%%

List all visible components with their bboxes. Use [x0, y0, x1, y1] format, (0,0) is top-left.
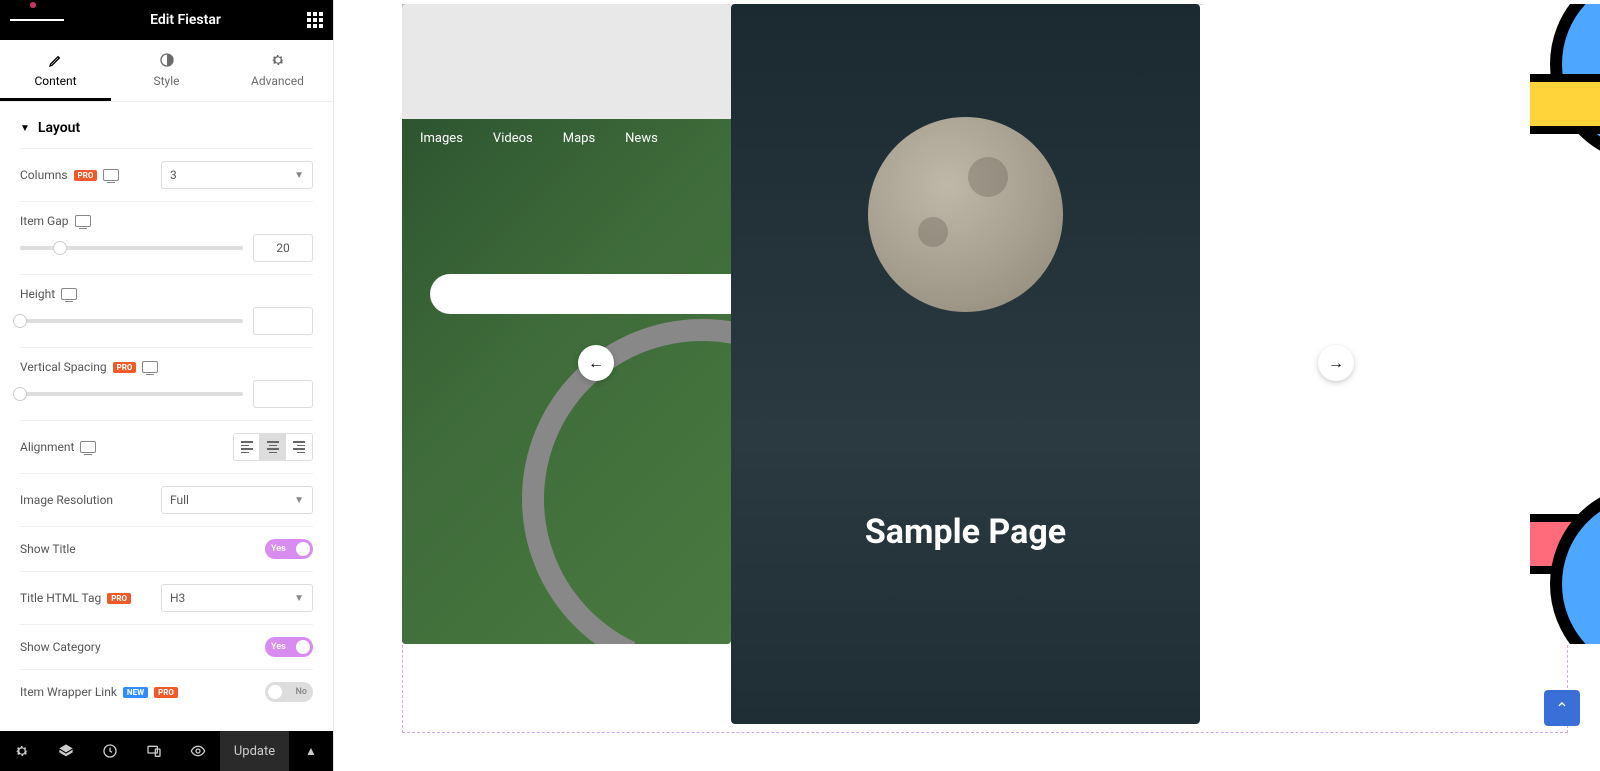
preview-button[interactable] — [176, 731, 220, 771]
responsive-icon[interactable] — [80, 441, 96, 453]
image-resolution-select[interactable]: Full▼ — [161, 486, 313, 514]
image-resolution-label: Image Resolution — [20, 493, 113, 507]
height-slider[interactable] — [20, 319, 243, 323]
item-gap-slider[interactable] — [20, 246, 243, 250]
alignment-label: Alignment — [20, 440, 74, 454]
history-button[interactable] — [88, 731, 132, 771]
title-tag-select[interactable]: H3▼ — [161, 584, 313, 612]
pencil-icon — [48, 52, 64, 68]
new-badge: NEW — [123, 687, 148, 698]
chevron-down-icon: ▼ — [294, 593, 304, 604]
settings-button[interactable] — [0, 731, 44, 771]
preview-searchbar — [430, 274, 731, 314]
height-input[interactable] — [253, 307, 313, 335]
item-wrapper-link-label: Item Wrapper Link — [20, 685, 117, 699]
chevron-down-icon: ▼ — [294, 170, 304, 181]
align-right-button[interactable] — [286, 434, 312, 460]
align-center-button[interactable] — [260, 434, 286, 460]
responsive-icon[interactable] — [75, 215, 91, 227]
pro-badge: PRO — [113, 362, 137, 373]
vertical-spacing-input[interactable] — [253, 380, 313, 408]
panel-title: Edit Fiestar — [150, 12, 221, 28]
sample-page-title: Sample Page — [865, 512, 1066, 552]
gear-icon — [14, 743, 30, 759]
preview-nav: ImagesVideosMapsNews — [420, 131, 658, 146]
arrow-right-icon: → — [1328, 353, 1344, 373]
gear-icon — [270, 52, 286, 68]
chevron-up-icon: ▲ — [305, 744, 317, 758]
carousel-card-2[interactable]: Sample Page — [731, 4, 1200, 724]
update-options-button[interactable]: ▲ — [289, 731, 333, 771]
yellow-bar — [1530, 74, 1600, 134]
item-wrapper-link-toggle[interactable]: No — [265, 682, 313, 702]
contrast-icon — [159, 52, 175, 68]
carousel-card-1[interactable]: ImagesVideosMapsNews — [402, 4, 731, 644]
responsive-icon[interactable] — [142, 361, 158, 373]
eye-icon — [190, 743, 206, 759]
carousel-next-button[interactable]: → — [1318, 345, 1354, 381]
navigator-button[interactable] — [44, 731, 88, 771]
responsive-button[interactable] — [132, 731, 176, 771]
pro-badge: PRO — [107, 593, 131, 604]
history-icon — [102, 743, 118, 759]
height-label: Height — [20, 287, 55, 301]
moon-image — [868, 117, 1063, 312]
vertical-spacing-label: Vertical Spacing — [20, 360, 107, 374]
carousel-prev-button[interactable]: ← — [578, 345, 614, 381]
chevron-up-icon: ⌃ — [1555, 699, 1568, 718]
responsive-icon[interactable] — [103, 169, 119, 181]
update-button[interactable]: Update — [220, 731, 289, 771]
align-left-button[interactable] — [234, 434, 260, 460]
pro-badge: PRO — [74, 170, 98, 181]
arrow-left-icon: ← — [588, 353, 604, 373]
caret-down-icon: ▼ — [20, 123, 30, 134]
item-gap-input[interactable] — [253, 234, 313, 262]
show-title-label: Show Title — [20, 542, 76, 556]
pro-badge: PRO — [154, 687, 178, 698]
tab-style[interactable]: Style — [111, 40, 222, 101]
tab-content[interactable]: Content — [0, 40, 111, 101]
show-category-toggle[interactable]: Yes — [265, 637, 313, 657]
title-tag-label: Title HTML Tag — [20, 591, 101, 605]
widgets-grid-icon[interactable] — [307, 12, 323, 28]
devices-icon — [146, 743, 162, 759]
person-icon-bottom — [1550, 484, 1600, 644]
layers-icon — [58, 743, 74, 759]
responsive-icon[interactable] — [61, 288, 77, 300]
columns-label: Columns — [20, 168, 68, 182]
item-gap-label: Item Gap — [20, 214, 69, 228]
carousel-card-3[interactable]: VS — [1200, 4, 1600, 644]
scroll-top-button[interactable]: ⌃ — [1544, 690, 1580, 726]
show-category-label: Show Category — [20, 640, 101, 654]
section-layout[interactable]: ▼Layout — [20, 102, 313, 148]
menu-icon[interactable] — [10, 17, 64, 23]
columns-select[interactable]: 3▼ — [161, 161, 313, 189]
vertical-spacing-slider[interactable] — [20, 392, 243, 396]
show-title-toggle[interactable]: Yes — [265, 539, 313, 559]
tab-advanced[interactable]: Advanced — [222, 40, 333, 101]
chevron-down-icon: ▼ — [294, 495, 304, 506]
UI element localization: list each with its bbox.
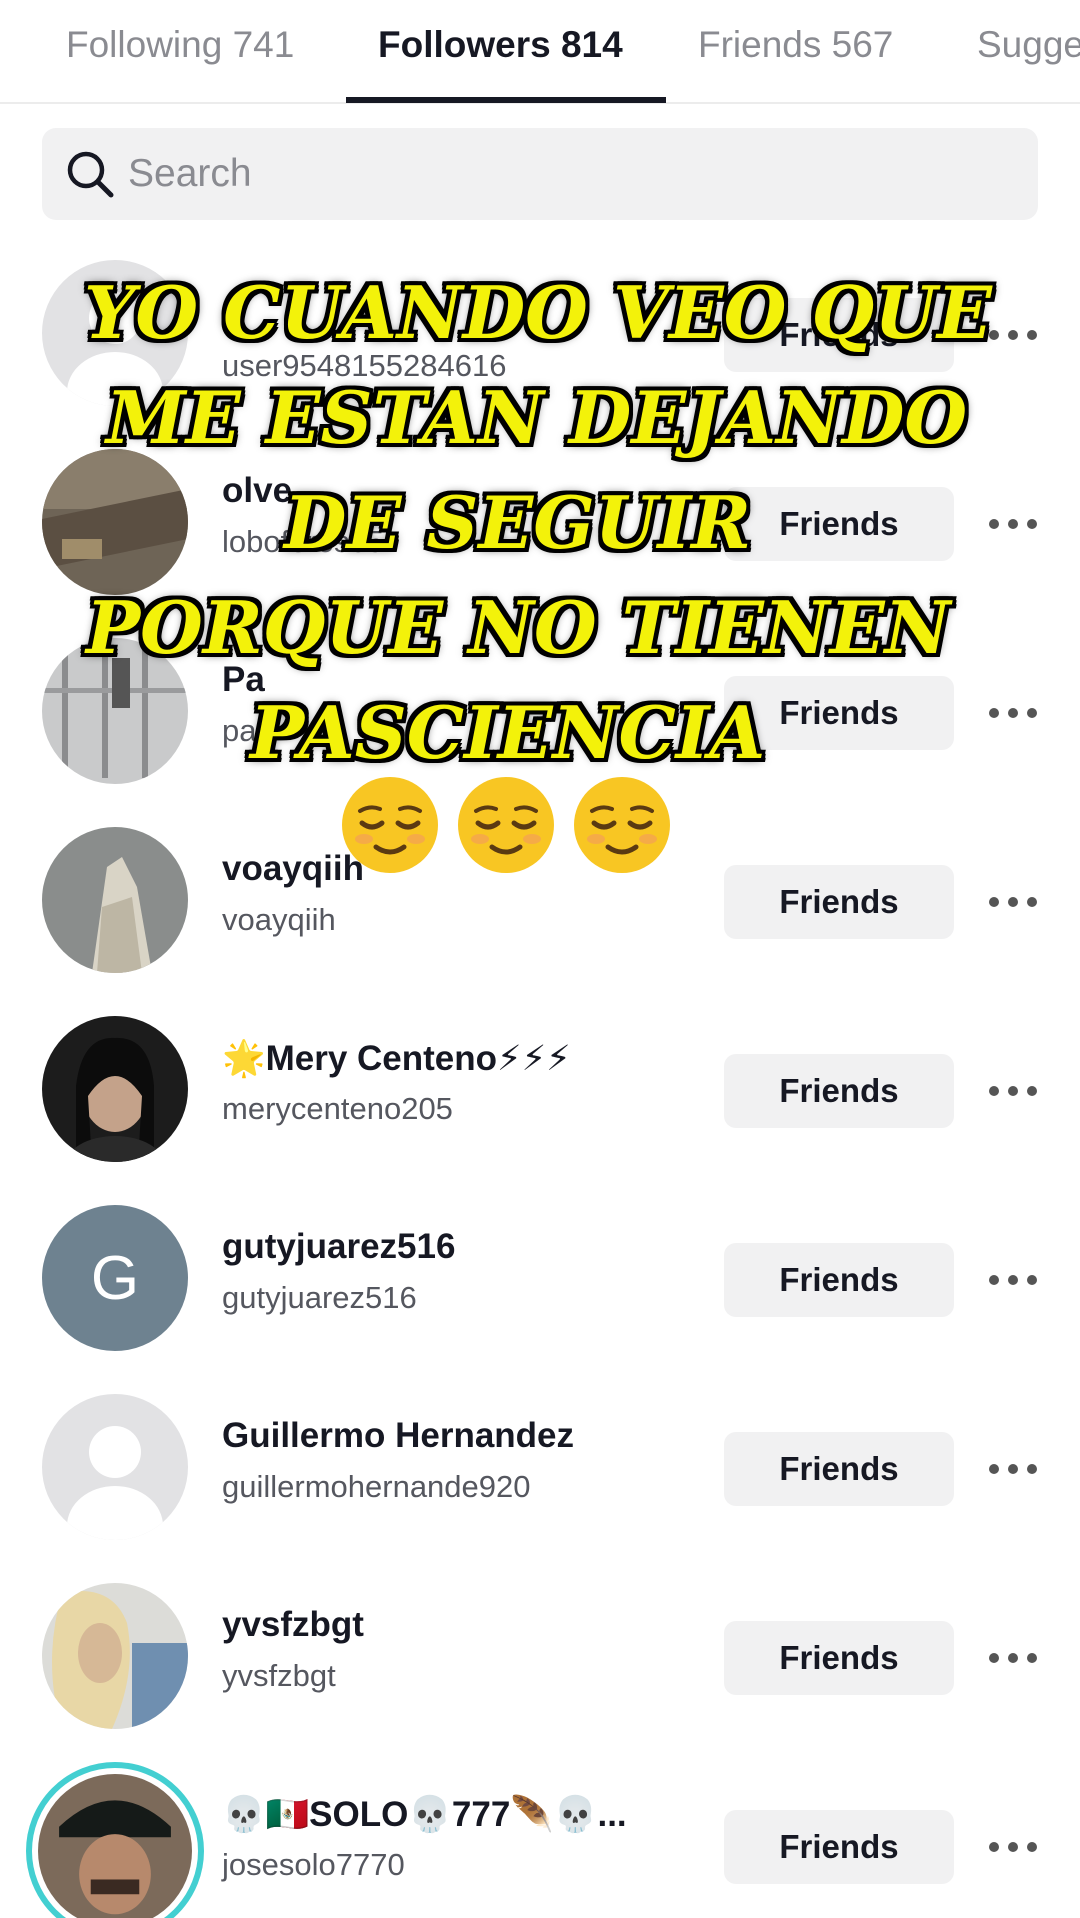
more-options-icon[interactable] — [982, 1261, 1044, 1299]
avatar-letter[interactable]: G — [42, 1205, 188, 1351]
username: merycenteno205 — [222, 1091, 453, 1126]
tab-friends[interactable]: Friends 567 — [698, 24, 893, 66]
friends-button[interactable]: Friends — [724, 1432, 954, 1506]
display-name: Guillermo Hernandez — [222, 1416, 575, 1455]
followers-tab-bar: Following 741 Followers 814 Friends 567 … — [0, 0, 1080, 104]
search-input[interactable] — [128, 142, 1008, 206]
list-item[interactable]: Guillermo Hernandez guillermohernande920… — [0, 1374, 1080, 1563]
more-options-icon[interactable] — [982, 883, 1044, 921]
display-name: olve — [222, 471, 293, 510]
relieved-face-emoji — [458, 777, 554, 873]
list-item[interactable]: yvsfzbgt yvsfzbgt Friends — [0, 1563, 1080, 1752]
list-item[interactable]: G gutyjuarez516 gutyjuarez516 Friends — [0, 1185, 1080, 1374]
active-tab-indicator — [346, 97, 666, 103]
username: user9548155284616 — [222, 348, 507, 383]
relieved-face-emoji — [342, 777, 438, 873]
more-options-icon[interactable] — [982, 316, 1044, 354]
list-item[interactable]: user9548155284616 Friends — [0, 240, 1080, 429]
display-name: gutyjuarez516 — [222, 1227, 456, 1266]
more-options-icon[interactable] — [982, 1072, 1044, 1110]
relieved-face-emoji-row — [342, 777, 670, 873]
username: voayqiih — [222, 902, 336, 937]
tab-following[interactable]: Following 741 — [66, 24, 294, 66]
avatar-photo[interactable] — [42, 449, 188, 595]
avatar-photo[interactable] — [42, 827, 188, 973]
friends-button[interactable]: Friends — [724, 1243, 954, 1317]
more-options-icon[interactable] — [982, 505, 1044, 543]
friends-button[interactable]: Friends — [724, 865, 954, 939]
more-options-icon[interactable] — [982, 1828, 1044, 1866]
more-options-icon[interactable] — [982, 694, 1044, 732]
avatar-default[interactable] — [42, 1394, 188, 1540]
display-name: Pa — [222, 660, 265, 699]
tab-followers[interactable]: Followers 814 — [378, 24, 623, 66]
tab-suggested[interactable]: Sugge — [977, 24, 1080, 66]
username: yvsfzbgt — [222, 1658, 336, 1693]
avatar-story-ring[interactable] — [26, 1762, 204, 1918]
display-name: 💀🇲🇽SOLO💀777🪶💀... — [222, 1795, 627, 1834]
avatar-photo[interactable] — [42, 638, 188, 784]
username: gutyjuarez516 — [222, 1280, 417, 1315]
friends-button[interactable]: Friends — [724, 676, 954, 750]
search-icon — [67, 151, 114, 198]
more-options-icon[interactable] — [982, 1639, 1044, 1677]
friends-button[interactable]: Friends — [724, 298, 954, 372]
friends-button[interactable]: Friends — [724, 1621, 954, 1695]
relieved-face-emoji — [574, 777, 670, 873]
display-name: 🌟Mery Centeno⚡⚡⚡ — [222, 1039, 571, 1078]
list-item[interactable]: 💀🇲🇽SOLO💀777🪶💀... josesolo7770 Friends — [0, 1752, 1080, 1918]
friends-button[interactable]: Friends — [724, 1054, 954, 1128]
display-name: yvsfzbgt — [222, 1605, 364, 1644]
friends-button[interactable]: Friends — [724, 487, 954, 561]
avatar-photo[interactable] — [42, 1016, 188, 1162]
username: pa — [222, 713, 257, 748]
username: josesolo7770 — [222, 1847, 405, 1882]
friends-button[interactable]: Friends — [724, 1810, 954, 1884]
list-item[interactable]: olve loboferos85 Friends — [0, 429, 1080, 618]
username: loboferos85 — [222, 524, 385, 559]
more-options-icon[interactable] — [982, 1450, 1044, 1488]
search-bar[interactable] — [42, 128, 1038, 220]
avatar-default[interactable] — [42, 260, 188, 406]
list-item[interactable]: 🌟Mery Centeno⚡⚡⚡ merycenteno205 Friends — [0, 996, 1080, 1185]
username: guillermohernande920 — [222, 1469, 531, 1504]
avatar-photo[interactable] — [42, 1583, 188, 1729]
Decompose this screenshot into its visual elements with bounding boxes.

%%

» **WRITTEN INSTRUCTION**
Transcribe the data verbatim, beginning at the line that contains "preview-button[interactable] — [176, 731, 220, 771]" and ending after the line that contains "image-resolution-label: Image Resolution".

» **RESPONSE BELOW**
preview-button[interactable] — [176, 731, 220, 771]
responsive-icon[interactable] — [80, 441, 96, 453]
image-resolution-select[interactable]: Full▼ — [161, 486, 313, 514]
image-resolution-label: Image Resolution — [20, 493, 113, 507]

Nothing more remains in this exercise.